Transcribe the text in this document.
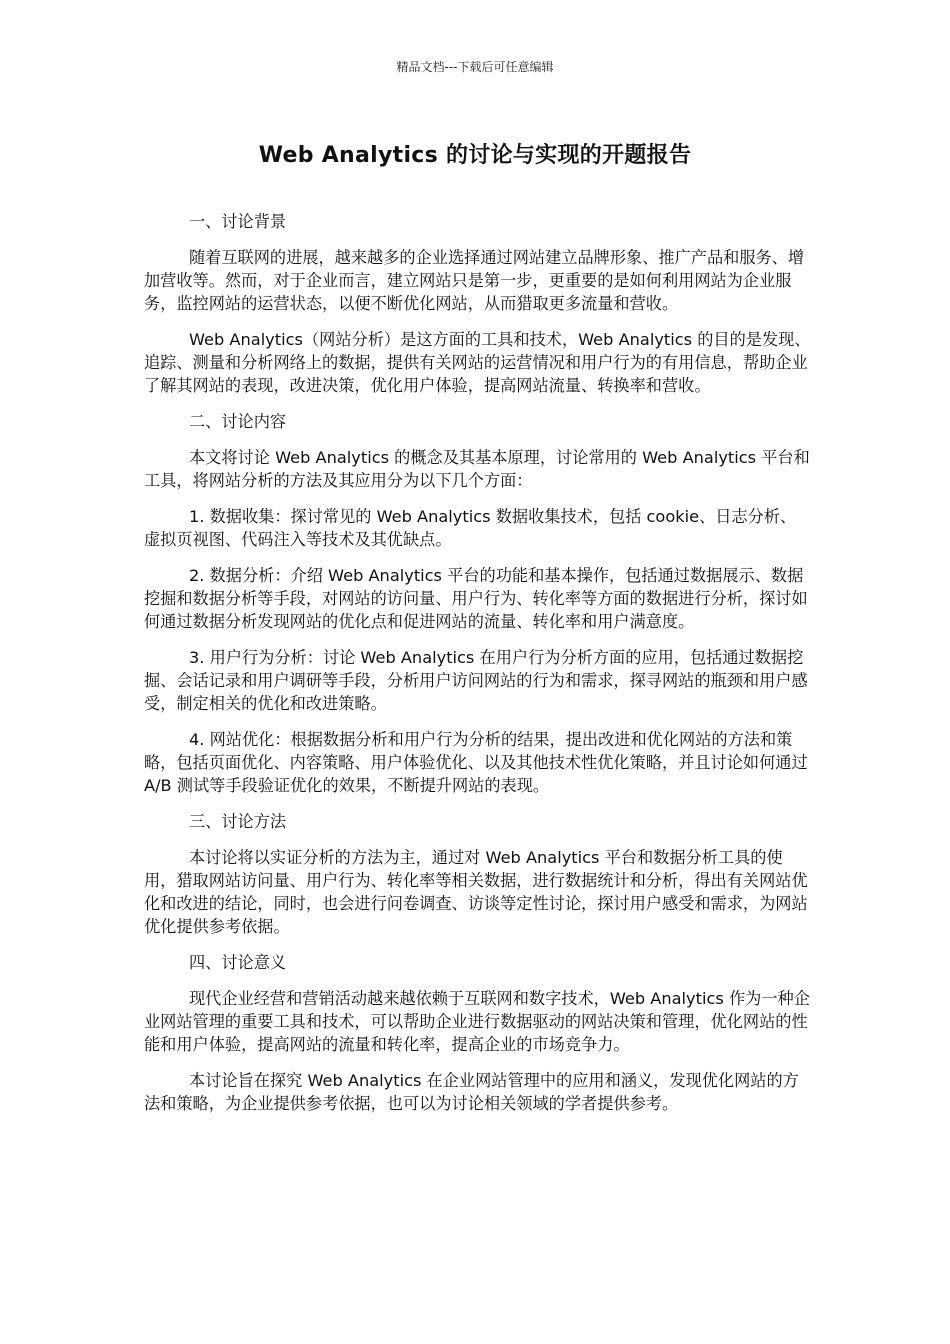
精品文档---下载后可任意编辑
Web Analytics 的讨论与实现的开题报告

一、讨论背景

随着互联网的进展，越来越多的企业选择通过网站建立品牌形象、推广产品和服务、增加营收等。然而，对于企业而言，建立网站只是第一步，更重要的是如何利用网站为企业服务，监控网站的运营状态，以便不断优化网站，从而猎取更多流量和营收。

Web Analytics（网站分析）是这方面的工具和技术，Web Analytics 的目的是发现、追踪、测量和分析网络上的数据，提供有关网站的运营情况和用户行为的有用信息，帮助企业了解其网站的表现，改进决策，优化用户体验，提高网站流量、转换率和营收。

二、讨论内容

本文将讨论 Web Analytics 的概念及其基本原理，讨论常用的 Web Analytics 平台和工具，将网站分析的方法及其应用分为以下几个方面：

1. 数据收集：探讨常见的 Web Analytics 数据收集技术，包括 cookie、日志分析、虚拟页视图、代码注入等技术及其优缺点。

2. 数据分析：介绍 Web Analytics 平台的功能和基本操作，包括通过数据展示、数据挖掘和数据分析等手段，对网站的访问量、用户行为、转化率等方面的数据进行分析，探讨如何通过数据分析发现网站的优化点和促进网站的流量、转化率和用户满意度。

3. 用户行为分析：讨论 Web Analytics 在用户行为分析方面的应用，包括通过数据挖掘、会话记录和用户调研等手段，分析用户访问网站的行为和需求，探寻网站的瓶颈和用户感受，制定相关的优化和改进策略。

4. 网站优化：根据数据分析和用户行为分析的结果，提出改进和优化网站的方法和策略，包括页面优化、内容策略、用户体验优化、以及其他技术性优化策略，并且讨论如何通过 A/B 测试等手段验证优化的效果，不断提升网站的表现。

三、讨论方法

本讨论将以实证分析的方法为主，通过对 Web Analytics 平台和数据分析工具的使用，猎取网站访问量、用户行为、转化率等相关数据，进行数据统计和分析，得出有关网站优化和改进的结论，同时，也会进行问卷调查、访谈等定性讨论，探讨用户感受和需求，为网站优化提供参考依据。

四、讨论意义

现代企业经营和营销活动越来越依赖于互联网和数字技术，Web Analytics 作为一种企业网站管理的重要工具和技术，可以帮助企业进行数据驱动的网站决策和管理，优化网站的性能和用户体验，提高网站的流量和转化率，提高企业的市场竞争力。

本讨论旨在探究 Web Analytics 在企业网站管理中的应用和涵义，发现优化网站的方法和策略，为企业提供参考依据，也可以为讨论相关领域的学者提供参考。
════════
REQUEST ▸ Give the data again exactly as written, with all pictures left out.

EXERCISE OUTPUT ▸
Transcribe the text in this document.
精品文档---下载后可任意编辑
Web Analytics 的讨论与实现的开题报告

一、讨论背景

随着互联网的进展，越来越多的企业选择通过网站建立品牌形象、推广产品和服务、增加营收等。然而，对于企业而言，建立网站只是第一步，更重要的是如何利用网站为企业服务，监控网站的运营状态，以便不断优化网站，从而猎取更多流量和营收。

Web Analytics（网站分析）是这方面的工具和技术，Web Analytics 的目的是发现、追踪、测量和分析网络上的数据，提供有关网站的运营情况和用户行为的有用信息，帮助企业了解其网站的表现，改进决策，优化用户体验，提高网站流量、转换率和营收。

二、讨论内容

本文将讨论 Web Analytics 的概念及其基本原理，讨论常用的 Web Analytics 平台和工具，将网站分析的方法及其应用分为以下几个方面：

1. 数据收集：探讨常见的 Web Analytics 数据收集技术，包括 cookie、日志分析、虚拟页视图、代码注入等技术及其优缺点。

2. 数据分析：介绍 Web Analytics 平台的功能和基本操作，包括通过数据展示、数据挖掘和数据分析等手段，对网站的访问量、用户行为、转化率等方面的数据进行分析，探讨如何通过数据分析发现网站的优化点和促进网站的流量、转化率和用户满意度。

3. 用户行为分析：讨论 Web Analytics 在用户行为分析方面的应用，包括通过数据挖掘、会话记录和用户调研等手段，分析用户访问网站的行为和需求，探寻网站的瓶颈和用户感受，制定相关的优化和改进策略。

4. 网站优化：根据数据分析和用户行为分析的结果，提出改进和优化网站的方法和策略，包括页面优化、内容策略、用户体验优化、以及其他技术性优化策略，并且讨论如何通过 A/B 测试等手段验证优化的效果，不断提升网站的表现。

三、讨论方法

本讨论将以实证分析的方法为主，通过对 Web Analytics 平台和数据分析工具的使用，猎取网站访问量、用户行为、转化率等相关数据，进行数据统计和分析，得出有关网站优化和改进的结论，同时，也会进行问卷调查、访谈等定性讨论，探讨用户感受和需求，为网站优化提供参考依据。

四、讨论意义

现代企业经营和营销活动越来越依赖于互联网和数字技术，Web Analytics 作为一种企业网站管理的重要工具和技术，可以帮助企业进行数据驱动的网站决策和管理，优化网站的性能和用户体验，提高网站的流量和转化率，提高企业的市场竞争力。

本讨论旨在探究 Web Analytics 在企业网站管理中的应用和涵义，发现优化网站的方法和策略，为企业提供参考依据，也可以为讨论相关领域的学者提供参考。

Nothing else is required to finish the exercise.